**Dataset items:**
— begin —

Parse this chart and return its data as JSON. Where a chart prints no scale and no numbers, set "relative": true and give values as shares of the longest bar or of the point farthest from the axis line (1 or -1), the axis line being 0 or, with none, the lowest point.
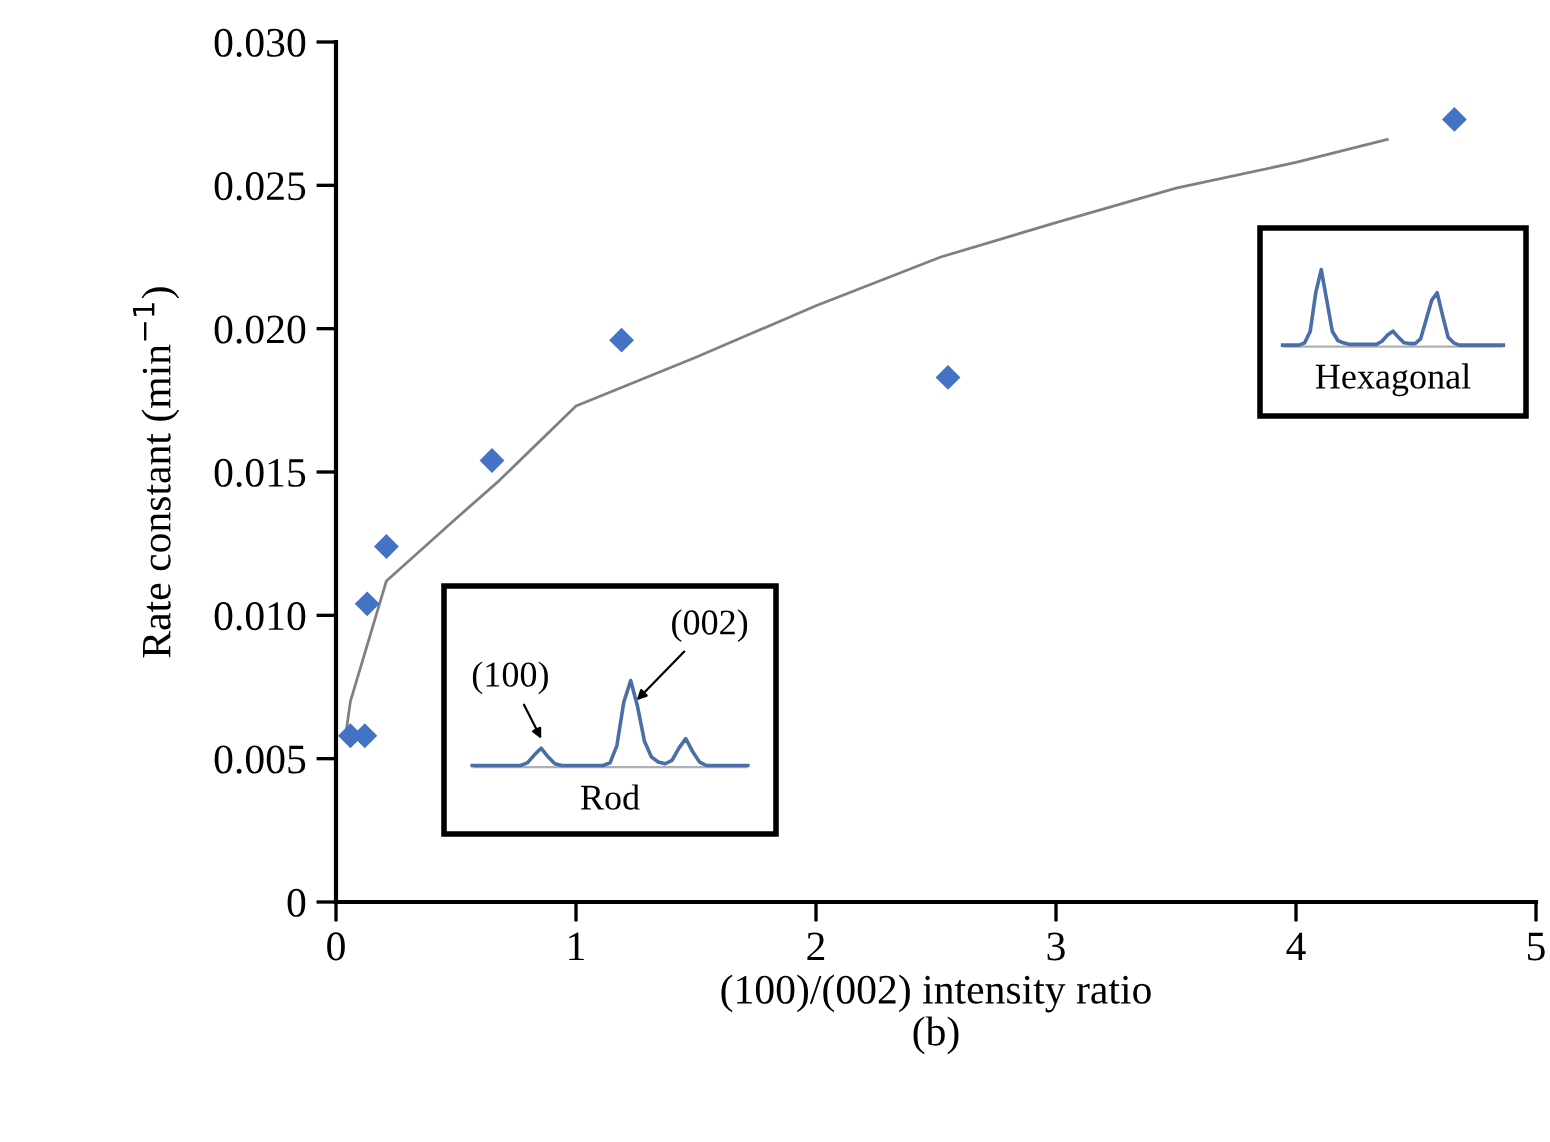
{
  "chart_data": [
    {
      "type": "scatter",
      "xlabel": "(100)/(002) intensity ratio",
      "ylabel": "Rate constant (min$^{−1}$)",
      "x": [
        0.06,
        0.12,
        0.13,
        0.21,
        0.65,
        1.19,
        2.55,
        4.66
      ],
      "series": [
        {
          "color": "#4472c4",
          "values": [
            0.0058,
            0.0058,
            0.0104,
            0.0124,
            0.0154,
            0.0196,
            0.0183,
            0.0273
          ],
          "marker": "diamond"
        },
        {
          "type": "line",
          "color": "#808080",
          "x": [
            0.04,
            0.06,
            0.21,
            0.49,
            0.68,
            1.0,
            1.5,
            2.0,
            2.52,
            3.0,
            3.5,
            4.0,
            4.38
          ],
          "values": [
            0.0058,
            0.007,
            0.0112,
            0.0133,
            0.0147,
            0.0173,
            0.019,
            0.0208,
            0.0225,
            0.0237,
            0.0249,
            0.0258,
            0.0266
          ]
        }
      ],
      "xlim": [
        0,
        5
      ],
      "xticks": [
        0,
        1,
        2,
        3,
        4,
        5
      ],
      "ylim": [
        0,
        0.03
      ],
      "yticks": [
        {
          "value": 0,
          "label": "0"
        },
        {
          "value": 0.005,
          "label": "0.005"
        },
        {
          "value": 0.01,
          "label": "0.010"
        },
        {
          "value": 0.015,
          "label": "0.015"
        },
        {
          "value": 0.02,
          "label": "0.020"
        },
        {
          "value": 0.025,
          "label": "0.025"
        },
        {
          "value": 0.03,
          "label": "0.030"
        }
      ],
      "grid": false,
      "legend": false,
      "annotations": [
        "(b)"
      ]
    },
    {
      "type": "line",
      "relative": true,
      "xlabel": "Rod",
      "annotations": [
        "(100)",
        "(002)"
      ],
      "categories": [
        null,
        null,
        null,
        null,
        null,
        null,
        null,
        null,
        null,
        null,
        null,
        null,
        null,
        null,
        null,
        null,
        null,
        null,
        null,
        null,
        null,
        null,
        null,
        null,
        null,
        null,
        null,
        null,
        null,
        null,
        null,
        null,
        null,
        null,
        null,
        null,
        null,
        null,
        null,
        null,
        null
      ],
      "series": [
        {
          "color": "#4a6ea8",
          "values": [
            0.02,
            0.02,
            0.02,
            0.02,
            0.02,
            0.02,
            0.02,
            0.02,
            0.05,
            0.14,
            0.22,
            0.12,
            0.04,
            0.02,
            0.02,
            0.02,
            0.02,
            0.02,
            0.02,
            0.02,
            0.05,
            0.25,
            0.75,
            1.0,
            0.7,
            0.3,
            0.12,
            0.06,
            0.04,
            0.08,
            0.22,
            0.33,
            0.18,
            0.06,
            0.02,
            0.02,
            0.02,
            0.02,
            0.02,
            0.02,
            0.02
          ]
        }
      ]
    },
    {
      "type": "line",
      "relative": true,
      "xlabel": "Hexagonal",
      "categories": [
        null,
        null,
        null,
        null,
        null,
        null,
        null,
        null,
        null,
        null,
        null,
        null,
        null,
        null,
        null,
        null,
        null,
        null,
        null,
        null,
        null,
        null,
        null,
        null,
        null,
        null,
        null,
        null,
        null,
        null,
        null,
        null,
        null,
        null,
        null,
        null,
        null,
        null,
        null,
        null,
        null
      ],
      "series": [
        {
          "color": "#4a6ea8",
          "values": [
            0.02,
            0.02,
            0.02,
            0.02,
            0.05,
            0.2,
            0.7,
            1.0,
            0.6,
            0.2,
            0.08,
            0.05,
            0.03,
            0.03,
            0.03,
            0.03,
            0.03,
            0.03,
            0.07,
            0.15,
            0.2,
            0.12,
            0.05,
            0.04,
            0.04,
            0.1,
            0.35,
            0.6,
            0.7,
            0.4,
            0.12,
            0.05,
            0.02,
            0.02,
            0.02,
            0.02,
            0.02,
            0.02,
            0.02,
            0.02,
            0.02
          ]
        }
      ]
    }
  ]
}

— end —

**Directions for this task:** Copy everything in the records above except the pictures, exactly as written.

**Finished task:**
Parse this chart and return its data as JSON. Where a chart prints no scale and no numbers, set "relative": true and give values as shares of the longest bar or of the point farthest from the axis line (1 or -1), the axis line being 0 or, with none, the lowest point.
{
  "chart_data": [
    {
      "type": "scatter",
      "xlabel": "(100)/(002) intensity ratio",
      "ylabel": "Rate constant (min$^{−1}$)",
      "x": [
        0.06,
        0.12,
        0.13,
        0.21,
        0.65,
        1.19,
        2.55,
        4.66
      ],
      "series": [
        {
          "color": "#4472c4",
          "values": [
            0.0058,
            0.0058,
            0.0104,
            0.0124,
            0.0154,
            0.0196,
            0.0183,
            0.0273
          ],
          "marker": "diamond"
        },
        {
          "type": "line",
          "color": "#808080",
          "x": [
            0.04,
            0.06,
            0.21,
            0.49,
            0.68,
            1.0,
            1.5,
            2.0,
            2.52,
            3.0,
            3.5,
            4.0,
            4.38
          ],
          "values": [
            0.0058,
            0.007,
            0.0112,
            0.0133,
            0.0147,
            0.0173,
            0.019,
            0.0208,
            0.0225,
            0.0237,
            0.0249,
            0.0258,
            0.0266
          ]
        }
      ],
      "xlim": [
        0,
        5
      ],
      "xticks": [
        0,
        1,
        2,
        3,
        4,
        5
      ],
      "ylim": [
        0,
        0.03
      ],
      "yticks": [
        {
          "value": 0,
          "label": "0"
        },
        {
          "value": 0.005,
          "label": "0.005"
        },
        {
          "value": 0.01,
          "label": "0.010"
        },
        {
          "value": 0.015,
          "label": "0.015"
        },
        {
          "value": 0.02,
          "label": "0.020"
        },
        {
          "value": 0.025,
          "label": "0.025"
        },
        {
          "value": 0.03,
          "label": "0.030"
        }
      ],
      "grid": false,
      "legend": false,
      "annotations": [
        "(b)"
      ]
    },
    {
      "type": "line",
      "relative": true,
      "xlabel": "Rod",
      "annotations": [
        "(100)",
        "(002)"
      ],
      "categories": [
        null,
        null,
        null,
        null,
        null,
        null,
        null,
        null,
        null,
        null,
        null,
        null,
        null,
        null,
        null,
        null,
        null,
        null,
        null,
        null,
        null,
        null,
        null,
        null,
        null,
        null,
        null,
        null,
        null,
        null,
        null,
        null,
        null,
        null,
        null,
        null,
        null,
        null,
        null,
        null,
        null
      ],
      "series": [
        {
          "color": "#4a6ea8",
          "values": [
            0.02,
            0.02,
            0.02,
            0.02,
            0.02,
            0.02,
            0.02,
            0.02,
            0.05,
            0.14,
            0.22,
            0.12,
            0.04,
            0.02,
            0.02,
            0.02,
            0.02,
            0.02,
            0.02,
            0.02,
            0.05,
            0.25,
            0.75,
            1.0,
            0.7,
            0.3,
            0.12,
            0.06,
            0.04,
            0.08,
            0.22,
            0.33,
            0.18,
            0.06,
            0.02,
            0.02,
            0.02,
            0.02,
            0.02,
            0.02,
            0.02
          ]
        }
      ]
    },
    {
      "type": "line",
      "relative": true,
      "xlabel": "Hexagonal",
      "categories": [
        null,
        null,
        null,
        null,
        null,
        null,
        null,
        null,
        null,
        null,
        null,
        null,
        null,
        null,
        null,
        null,
        null,
        null,
        null,
        null,
        null,
        null,
        null,
        null,
        null,
        null,
        null,
        null,
        null,
        null,
        null,
        null,
        null,
        null,
        null,
        null,
        null,
        null,
        null,
        null,
        null
      ],
      "series": [
        {
          "color": "#4a6ea8",
          "values": [
            0.02,
            0.02,
            0.02,
            0.02,
            0.05,
            0.2,
            0.7,
            1.0,
            0.6,
            0.2,
            0.08,
            0.05,
            0.03,
            0.03,
            0.03,
            0.03,
            0.03,
            0.03,
            0.07,
            0.15,
            0.2,
            0.12,
            0.05,
            0.04,
            0.04,
            0.1,
            0.35,
            0.6,
            0.7,
            0.4,
            0.12,
            0.05,
            0.02,
            0.02,
            0.02,
            0.02,
            0.02,
            0.02,
            0.02,
            0.02,
            0.02
          ]
        }
      ]
    }
  ]
}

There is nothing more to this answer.